## Exercise instructions
Output the entries verbatim, including every line.

## Source data

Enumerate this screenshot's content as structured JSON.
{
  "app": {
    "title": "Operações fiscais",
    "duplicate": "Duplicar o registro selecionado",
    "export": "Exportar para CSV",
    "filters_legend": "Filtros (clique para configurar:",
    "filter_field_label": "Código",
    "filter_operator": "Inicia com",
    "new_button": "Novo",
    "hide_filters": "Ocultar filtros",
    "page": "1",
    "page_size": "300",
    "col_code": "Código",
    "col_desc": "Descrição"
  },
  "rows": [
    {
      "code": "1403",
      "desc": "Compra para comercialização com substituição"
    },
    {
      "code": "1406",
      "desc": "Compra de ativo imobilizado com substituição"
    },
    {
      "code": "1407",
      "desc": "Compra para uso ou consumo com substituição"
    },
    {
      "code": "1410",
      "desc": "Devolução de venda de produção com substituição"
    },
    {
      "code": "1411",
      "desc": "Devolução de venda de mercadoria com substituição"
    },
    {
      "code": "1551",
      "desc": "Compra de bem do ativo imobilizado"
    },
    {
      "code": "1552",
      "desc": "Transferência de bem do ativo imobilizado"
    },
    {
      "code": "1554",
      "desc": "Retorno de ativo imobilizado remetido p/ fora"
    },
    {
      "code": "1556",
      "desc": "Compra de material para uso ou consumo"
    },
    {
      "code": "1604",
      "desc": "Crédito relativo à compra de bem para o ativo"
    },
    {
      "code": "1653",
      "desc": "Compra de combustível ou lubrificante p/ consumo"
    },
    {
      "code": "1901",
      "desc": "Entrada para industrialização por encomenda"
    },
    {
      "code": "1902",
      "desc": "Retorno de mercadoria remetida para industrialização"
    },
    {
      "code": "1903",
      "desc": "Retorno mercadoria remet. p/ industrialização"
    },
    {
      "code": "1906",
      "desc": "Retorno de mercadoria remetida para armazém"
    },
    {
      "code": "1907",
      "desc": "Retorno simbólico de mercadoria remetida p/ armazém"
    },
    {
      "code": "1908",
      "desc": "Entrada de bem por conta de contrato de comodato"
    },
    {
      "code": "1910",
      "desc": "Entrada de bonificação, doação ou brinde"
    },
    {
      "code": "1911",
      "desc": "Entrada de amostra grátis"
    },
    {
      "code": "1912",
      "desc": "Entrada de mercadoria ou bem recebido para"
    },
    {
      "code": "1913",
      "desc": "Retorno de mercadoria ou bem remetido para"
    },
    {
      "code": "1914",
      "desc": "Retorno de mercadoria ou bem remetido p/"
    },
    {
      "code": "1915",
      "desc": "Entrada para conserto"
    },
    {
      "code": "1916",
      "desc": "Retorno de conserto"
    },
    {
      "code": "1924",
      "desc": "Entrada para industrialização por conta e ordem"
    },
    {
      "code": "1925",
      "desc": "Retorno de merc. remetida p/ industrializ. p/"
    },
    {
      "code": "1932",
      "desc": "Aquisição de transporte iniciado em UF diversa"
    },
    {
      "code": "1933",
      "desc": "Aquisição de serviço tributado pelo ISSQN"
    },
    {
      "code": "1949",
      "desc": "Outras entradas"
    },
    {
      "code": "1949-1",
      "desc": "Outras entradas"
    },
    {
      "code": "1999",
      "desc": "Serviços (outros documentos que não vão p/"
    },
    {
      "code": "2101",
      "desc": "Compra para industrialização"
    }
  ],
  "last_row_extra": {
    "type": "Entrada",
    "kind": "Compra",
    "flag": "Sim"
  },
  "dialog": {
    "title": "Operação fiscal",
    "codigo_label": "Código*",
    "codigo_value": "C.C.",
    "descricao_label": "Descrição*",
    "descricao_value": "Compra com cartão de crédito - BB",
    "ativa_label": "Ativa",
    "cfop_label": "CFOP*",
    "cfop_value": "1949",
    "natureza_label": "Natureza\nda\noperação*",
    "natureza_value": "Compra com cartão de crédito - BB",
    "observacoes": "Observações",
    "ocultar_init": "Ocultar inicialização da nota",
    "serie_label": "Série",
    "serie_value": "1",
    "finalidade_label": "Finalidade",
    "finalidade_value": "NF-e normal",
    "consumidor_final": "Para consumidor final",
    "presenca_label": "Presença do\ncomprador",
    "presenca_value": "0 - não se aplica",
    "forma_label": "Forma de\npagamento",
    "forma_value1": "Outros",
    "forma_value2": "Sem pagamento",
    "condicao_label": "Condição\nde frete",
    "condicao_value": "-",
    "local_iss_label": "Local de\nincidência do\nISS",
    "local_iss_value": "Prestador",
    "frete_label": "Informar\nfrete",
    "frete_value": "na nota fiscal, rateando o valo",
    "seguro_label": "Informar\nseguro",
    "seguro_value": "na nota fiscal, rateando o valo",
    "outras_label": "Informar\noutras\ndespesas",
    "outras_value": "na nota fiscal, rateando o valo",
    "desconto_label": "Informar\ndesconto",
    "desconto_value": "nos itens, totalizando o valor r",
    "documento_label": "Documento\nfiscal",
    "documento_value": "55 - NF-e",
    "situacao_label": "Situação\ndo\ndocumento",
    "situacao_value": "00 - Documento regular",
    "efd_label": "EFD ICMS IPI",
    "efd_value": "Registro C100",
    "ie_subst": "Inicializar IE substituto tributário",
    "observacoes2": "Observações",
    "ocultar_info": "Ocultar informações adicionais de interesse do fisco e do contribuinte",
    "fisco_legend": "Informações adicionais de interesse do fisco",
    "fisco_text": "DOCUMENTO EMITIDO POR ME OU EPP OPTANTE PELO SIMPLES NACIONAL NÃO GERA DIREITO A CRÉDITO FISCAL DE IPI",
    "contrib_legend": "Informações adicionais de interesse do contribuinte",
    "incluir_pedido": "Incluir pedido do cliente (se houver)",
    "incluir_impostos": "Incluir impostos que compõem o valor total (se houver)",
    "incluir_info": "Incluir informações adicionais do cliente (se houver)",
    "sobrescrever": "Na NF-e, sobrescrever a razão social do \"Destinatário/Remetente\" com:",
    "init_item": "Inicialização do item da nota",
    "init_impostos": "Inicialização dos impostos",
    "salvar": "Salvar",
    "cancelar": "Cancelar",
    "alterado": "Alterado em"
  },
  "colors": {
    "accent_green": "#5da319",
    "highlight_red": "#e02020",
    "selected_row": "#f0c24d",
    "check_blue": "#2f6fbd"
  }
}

## Solution below
Enumerate this screenshot's content as structured JSON.
{
  "app": {
    "title": "Operações fiscais",
    "duplicate": "Duplicar o registro selecionado",
    "export": "Exportar para CSV",
    "filters_legend": "Filtros (clique para configurar:",
    "filter_field_label": "Código",
    "filter_operator": "Inicia com",
    "new_button": "Novo",
    "hide_filters": "Ocultar filtros",
    "page": "1",
    "page_size": "300",
    "col_code": "Código",
    "col_desc": "Descrição"
  },
  "rows": [
    {
      "code": "1403",
      "desc": "Compra para comercialização com substituição"
    },
    {
      "code": "1406",
      "desc": "Compra de ativo imobilizado com substituição"
    },
    {
      "code": "1407",
      "desc": "Compra para uso ou consumo com substituição"
    },
    {
      "code": "1410",
      "desc": "Devolução de venda de produção com substituição"
    },
    {
      "code": "1411",
      "desc": "Devolução de venda de mercadoria com substituição"
    },
    {
      "code": "1551",
      "desc": "Compra de bem do ativo imobilizado"
    },
    {
      "code": "1552",
      "desc": "Transferência de bem do ativo imobilizado"
    },
    {
      "code": "1554",
      "desc": "Retorno de ativo imobilizado remetido p/ fora"
    },
    {
      "code": "1556",
      "desc": "Compra de material para uso ou consumo"
    },
    {
      "code": "1604",
      "desc": "Crédito relativo à compra de bem para o ativo"
    },
    {
      "code": "1653",
      "desc": "Compra de combustível ou lubrificante p/ consumo"
    },
    {
      "code": "1901",
      "desc": "Entrada para industrialização por encomenda"
    },
    {
      "code": "1902",
      "desc": "Retorno de mercadoria remetida para industrialização"
    },
    {
      "code": "1903",
      "desc": "Retorno mercadoria remet. p/ industrialização"
    },
    {
      "code": "1906",
      "desc": "Retorno de mercadoria remetida para armazém"
    },
    {
      "code": "1907",
      "desc": "Retorno simbólico de mercadoria remetida p/ armazém"
    },
    {
      "code": "1908",
      "desc": "Entrada de bem por conta de contrato de comodato"
    },
    {
      "code": "1910",
      "desc": "Entrada de bonificação, doação ou brinde"
    },
    {
      "code": "1911",
      "desc": "Entrada de amostra grátis"
    },
    {
      "code": "1912",
      "desc": "Entrada de mercadoria ou bem recebido para"
    },
    {
      "code": "1913",
      "desc": "Retorno de mercadoria ou bem remetido para"
    },
    {
      "code": "1914",
      "desc": "Retorno de mercadoria ou bem remetido p/"
    },
    {
      "code": "1915",
      "desc": "Entrada para conserto"
    },
    {
      "code": "1916",
      "desc": "Retorno de conserto"
    },
    {
      "code": "1924",
      "desc": "Entrada para industrialização por conta e ordem"
    },
    {
      "code": "1925",
      "desc": "Retorno de merc. remetida p/ industrializ. p/"
    },
    {
      "code": "1932",
      "desc": "Aquisição de transporte iniciado em UF diversa"
    },
    {
      "code": "1933",
      "desc": "Aquisição de serviço tributado pelo ISSQN"
    },
    {
      "code": "1949",
      "desc": "Outras entradas"
    },
    {
      "code": "1949-1",
      "desc": "Outras entradas"
    },
    {
      "code": "1999",
      "desc": "Serviços (outros documentos que não vão p/"
    },
    {
      "code": "2101",
      "desc": "Compra para industrialização"
    }
  ],
  "last_row_extra": {
    "type": "Entrada",
    "kind": "Compra",
    "flag": "Sim"
  },
  "dialog": {
    "title": "Operação fiscal",
    "codigo_label": "Código*",
    "codigo_value": "C.C.",
    "descricao_label": "Descrição*",
    "descricao_value": "Compra com cartão de crédito - BB",
    "ativa_label": "Ativa",
    "cfop_label": "CFOP*",
    "cfop_value": "1949",
    "natureza_label": "Natureza\nda\noperação*",
    "natureza_value": "Compra com cartão de crédito - BB",
    "observacoes": "Observações",
    "ocultar_init": "Ocultar inicialização da nota",
    "serie_label": "Série",
    "serie_value": "1",
    "finalidade_label": "Finalidade",
    "finalidade_value": "NF-e normal",
    "consumidor_final": "Para consumidor final",
    "presenca_label": "Presença do\ncomprador",
    "presenca_value": "0 - não se aplica",
    "forma_label": "Forma de\npagamento",
    "forma_value1": "Outros",
    "forma_value2": "Sem pagamento",
    "condicao_label": "Condição\nde frete",
    "condicao_value": "-",
    "local_iss_label": "Local de\nincidência do\nISS",
    "local_iss_value": "Prestador",
    "frete_label": "Informar\nfrete",
    "frete_value": "na nota fiscal, rateando o valo",
    "seguro_label": "Informar\nseguro",
    "seguro_value": "na nota fiscal, rateando o valo",
    "outras_label": "Informar\noutras\ndespesas",
    "outras_value": "na nota fiscal, rateando o valo",
    "desconto_label": "Informar\ndesconto",
    "desconto_value": "nos itens, totalizando o valor r",
    "documento_label": "Documento\nfiscal",
    "documento_value": "55 - NF-e",
    "situacao_label": "Situação\ndo\ndocumento",
    "situacao_value": "00 - Documento regular",
    "efd_label": "EFD ICMS IPI",
    "efd_value": "Registro C100",
    "ie_subst": "Inicializar IE substituto tributário",
    "observacoes2": "Observações",
    "ocultar_info": "Ocultar informações adicionais de interesse do fisco e do contribuinte",
    "fisco_legend": "Informações adicionais de interesse do fisco",
    "fisco_text": "DOCUMENTO EMITIDO POR ME OU EPP OPTANTE PELO SIMPLES NACIONAL NÃO GERA DIREITO A CRÉDITO FISCAL DE IPI",
    "contrib_legend": "Informações adicionais de interesse do contribuinte",
    "incluir_pedido": "Incluir pedido do cliente (se houver)",
    "incluir_impostos": "Incluir impostos que compõem o valor total (se houver)",
    "incluir_info": "Incluir informações adicionais do cliente (se houver)",
    "sobrescrever": "Na NF-e, sobrescrever a razão social do \"Destinatário/Remetente\" com:",
    "init_item": "Inicialização do item da nota",
    "init_impostos": "Inicialização dos impostos",
    "salvar": "Salvar",
    "cancelar": "Cancelar",
    "alterado": "Alterado em"
  },
  "colors": {
    "accent_green": "#5da319",
    "highlight_red": "#e02020",
    "selected_row": "#f0c24d",
    "check_blue": "#2f6fbd"
  }
}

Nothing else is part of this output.